Exercise directions:
Check each line for the string "relative". Give only the count of lines that have it.

★ ★ ★ ★ ★

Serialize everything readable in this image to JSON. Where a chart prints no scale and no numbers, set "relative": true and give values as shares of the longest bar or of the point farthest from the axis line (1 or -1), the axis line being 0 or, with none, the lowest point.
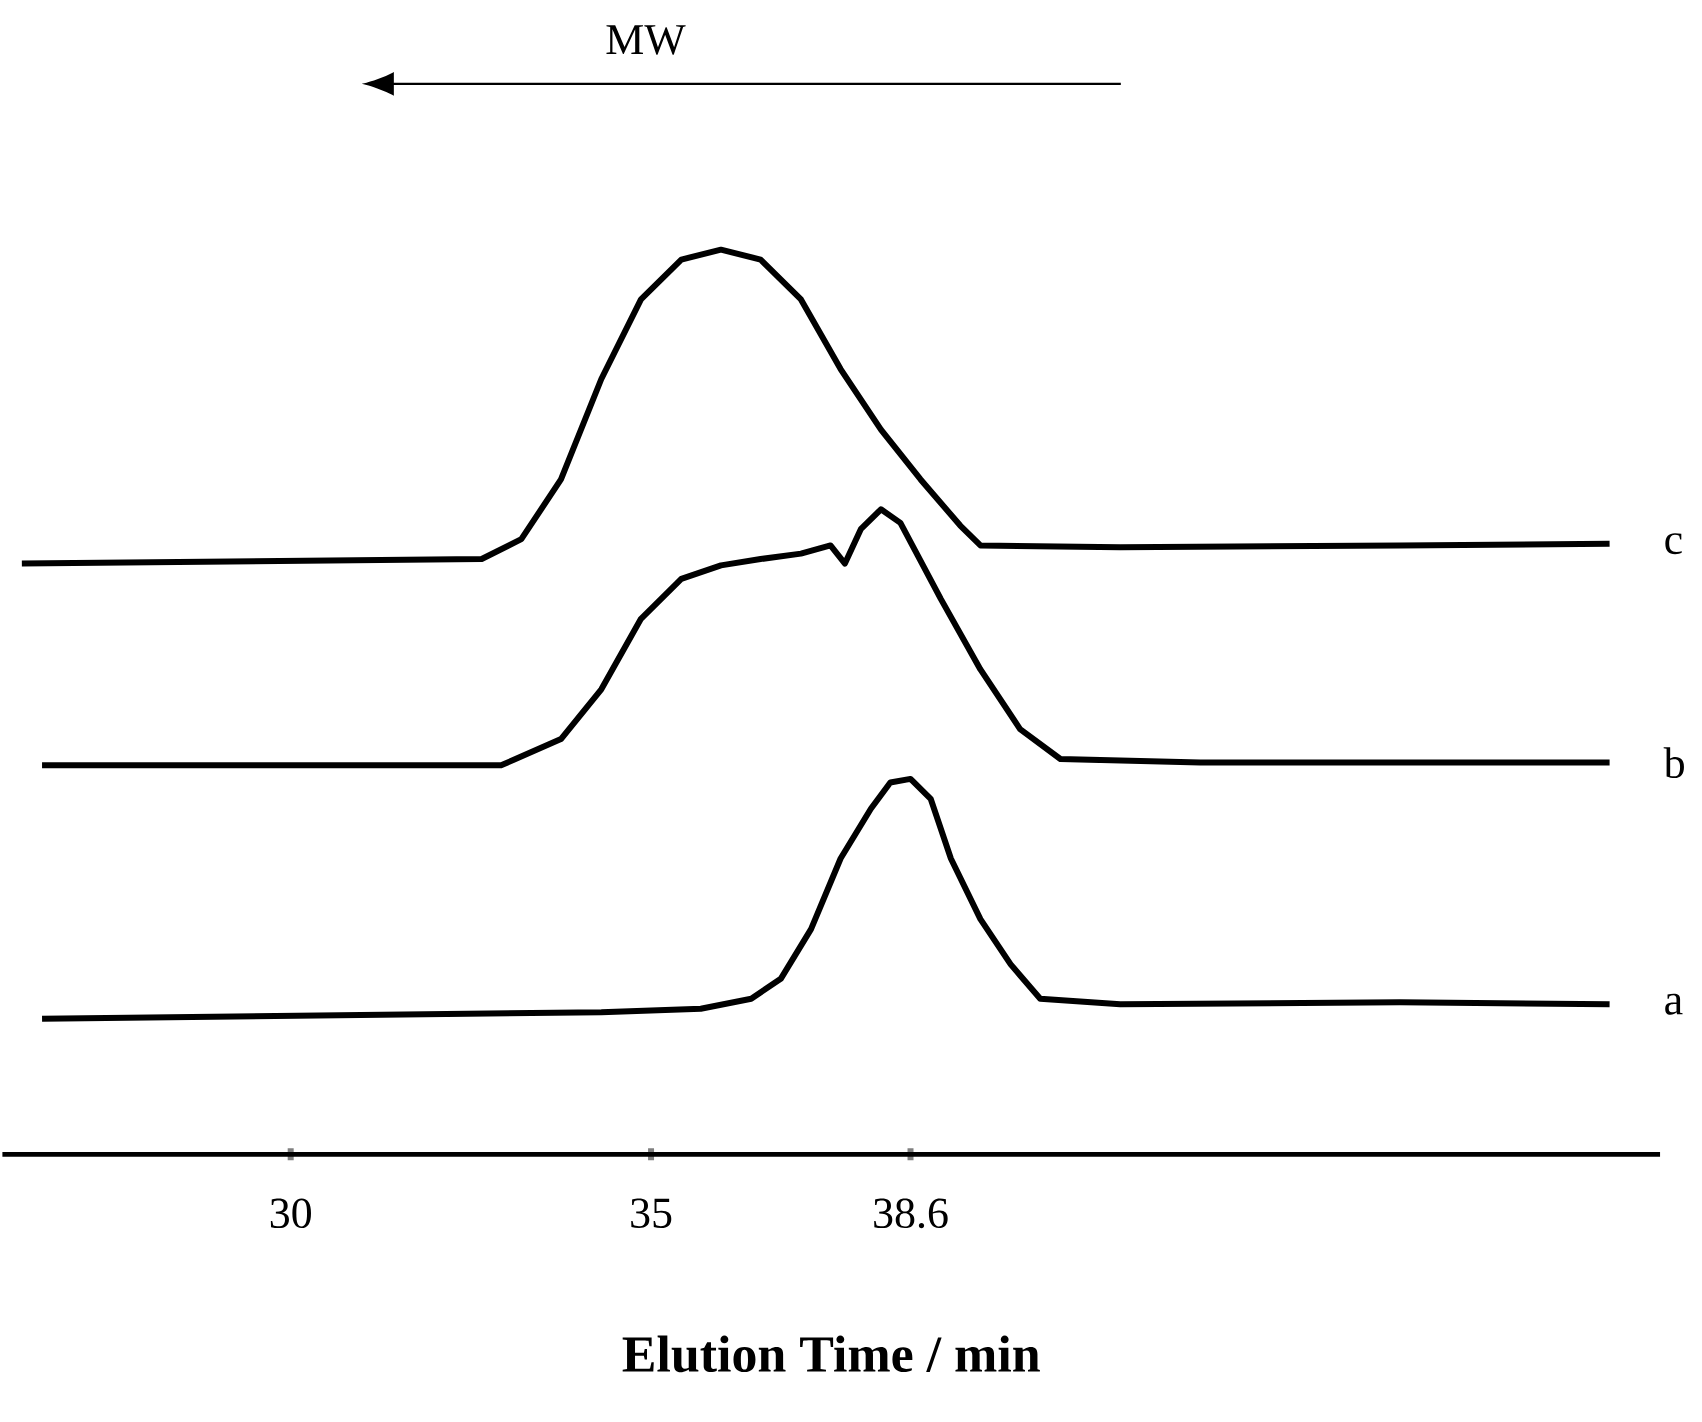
{
  "chart_data": {
    "type": "line",
    "relative": true,
    "xlabel": "Elution Time / min",
    "annotations": [
      "MW"
    ],
    "xlim": [
      26,
      49
    ],
    "xticks": [
      30,
      35,
      38.6
    ],
    "series": [
      {
        "name": "a",
        "color": "#000000",
        "x": [
          26.55,
          34.31,
          35.69,
          36.39,
          36.8,
          37.22,
          37.63,
          38.05,
          38.32,
          38.6,
          38.88,
          39.16,
          39.57,
          39.99,
          40.4,
          41.51,
          45.39,
          48.3
        ],
        "values": [
          0.15,
          0.157,
          0.161,
          0.172,
          0.194,
          0.249,
          0.327,
          0.382,
          0.411,
          0.415,
          0.393,
          0.327,
          0.26,
          0.21,
          0.172,
          0.166,
          0.168,
          0.166
        ]
      },
      {
        "name": "b",
        "color": "#000000",
        "x": [
          26.55,
          32.92,
          33.75,
          34.31,
          34.86,
          35.42,
          35.97,
          36.52,
          37.08,
          37.49,
          37.69,
          37.91,
          38.19,
          38.46,
          39.02,
          39.57,
          40.12,
          40.68,
          42.62,
          48.3
        ],
        "values": [
          0.43,
          0.43,
          0.459,
          0.514,
          0.592,
          0.636,
          0.651,
          0.658,
          0.664,
          0.673,
          0.653,
          0.691,
          0.713,
          0.698,
          0.614,
          0.536,
          0.47,
          0.437,
          0.433,
          0.433
        ]
      },
      {
        "name": "c",
        "color": "#000000",
        "x": [
          26.27,
          32.65,
          33.2,
          33.75,
          34.31,
          34.86,
          35.42,
          35.97,
          36.52,
          37.08,
          37.63,
          38.19,
          38.74,
          39.29,
          39.57,
          41.51,
          45.39,
          48.3
        ],
        "values": [
          0.653,
          0.658,
          0.68,
          0.746,
          0.857,
          0.945,
          0.989,
          1.0,
          0.989,
          0.945,
          0.868,
          0.801,
          0.746,
          0.695,
          0.673,
          0.671,
          0.673,
          0.675
        ]
      }
    ]
  }
}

★ ★ ★ ★ ★

Solution below:
2